--- start ---

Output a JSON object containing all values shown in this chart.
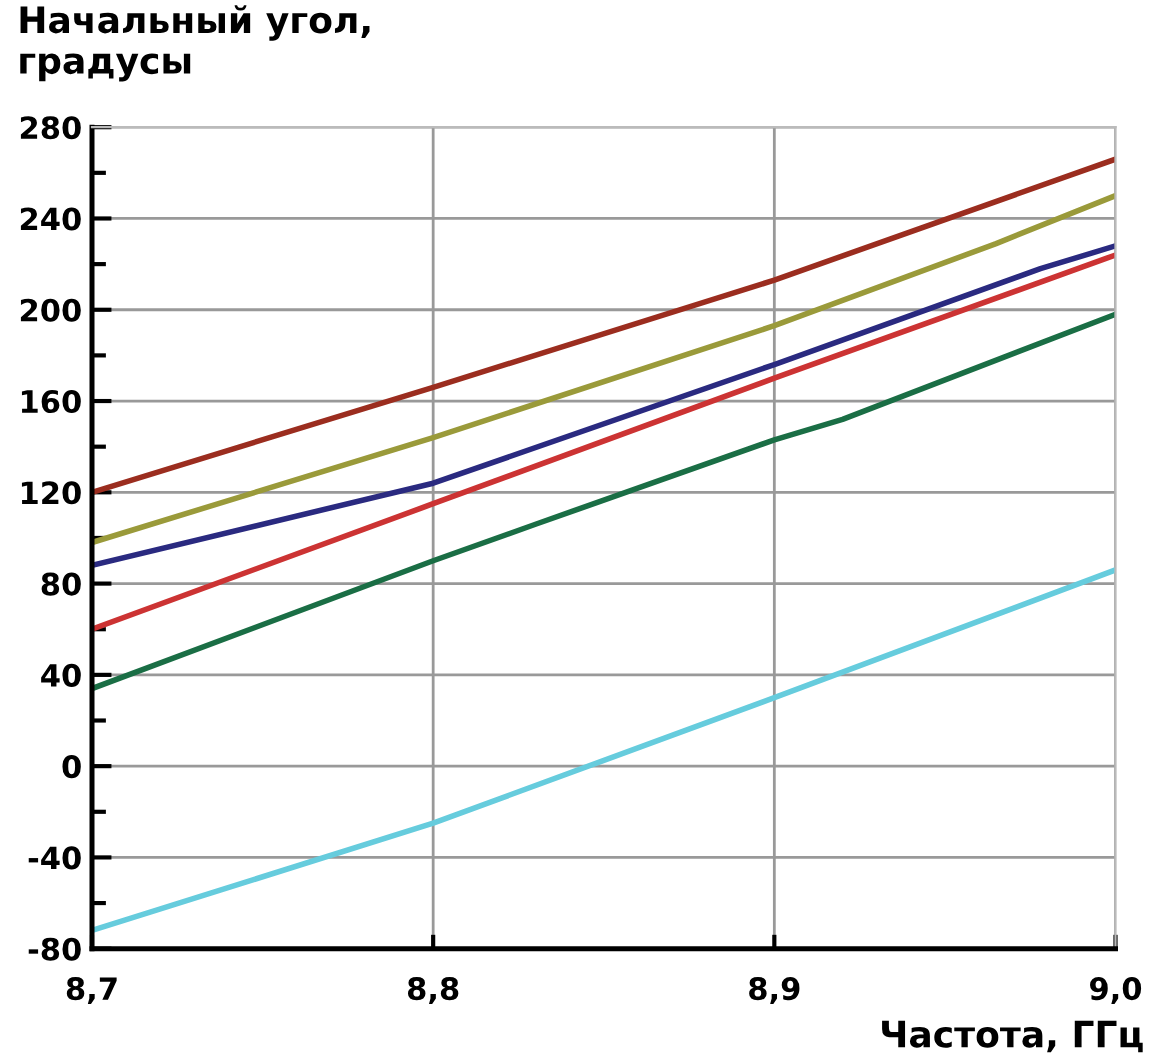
{
  "chart_data": {
    "type": "line",
    "ylabel": "Начальный угол,\nградусы",
    "xlabel": "Частота, ГГц",
    "xlim": [
      8.7,
      9.0
    ],
    "ylim": [
      -80,
      280
    ],
    "xticks": [
      {
        "value": 8.7,
        "label": "8,7"
      },
      {
        "value": 8.8,
        "label": "8,8"
      },
      {
        "value": 8.9,
        "label": "8,9"
      },
      {
        "value": 9.0,
        "label": "9,0"
      }
    ],
    "yticks": [
      -80,
      {
        "value": -60,
        "label": null
      },
      -40,
      {
        "value": -20,
        "label": null
      },
      0,
      {
        "value": 20,
        "label": null
      },
      40,
      {
        "value": 60,
        "label": null
      },
      80,
      {
        "value": 100,
        "label": null
      },
      120,
      {
        "value": 140,
        "label": null
      },
      160,
      {
        "value": 180,
        "label": null
      },
      200,
      {
        "value": 220,
        "label": null
      },
      240,
      {
        "value": 260,
        "label": null
      },
      280
    ],
    "grid": true,
    "legend": false,
    "series": [
      {
        "color": "#9b2d1f",
        "x": [
          8.7,
          8.8,
          8.9,
          9.0
        ],
        "values": [
          120,
          166,
          213,
          266
        ]
      },
      {
        "color": "#9a9a3a",
        "x": [
          8.7,
          8.8,
          8.9,
          8.965,
          9.0
        ],
        "values": [
          98,
          144,
          193,
          229,
          250
        ]
      },
      {
        "color": "#2a2a80",
        "x": [
          8.7,
          8.8,
          8.9,
          8.978,
          9.0
        ],
        "values": [
          88,
          124,
          176,
          218,
          228
        ]
      },
      {
        "color": "#cc3333",
        "x": [
          8.7,
          8.8,
          8.9,
          9.0
        ],
        "values": [
          60,
          115,
          170,
          224
        ]
      },
      {
        "color": "#1a6e45",
        "x": [
          8.7,
          8.8,
          8.83,
          8.9,
          8.92,
          9.0
        ],
        "values": [
          34,
          90,
          106,
          143,
          152,
          198
        ]
      },
      {
        "color": "#66ccdd",
        "x": [
          8.7,
          8.8,
          8.82,
          8.9,
          9.0
        ],
        "values": [
          -72,
          -25,
          -14,
          30,
          86
        ]
      }
    ]
  }
}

--- end ---

◆ WHAT TO PRODUCE: Check each line above for the string "color" and report how many lines have it, giving only the number.

◆ THE ANSWER: 6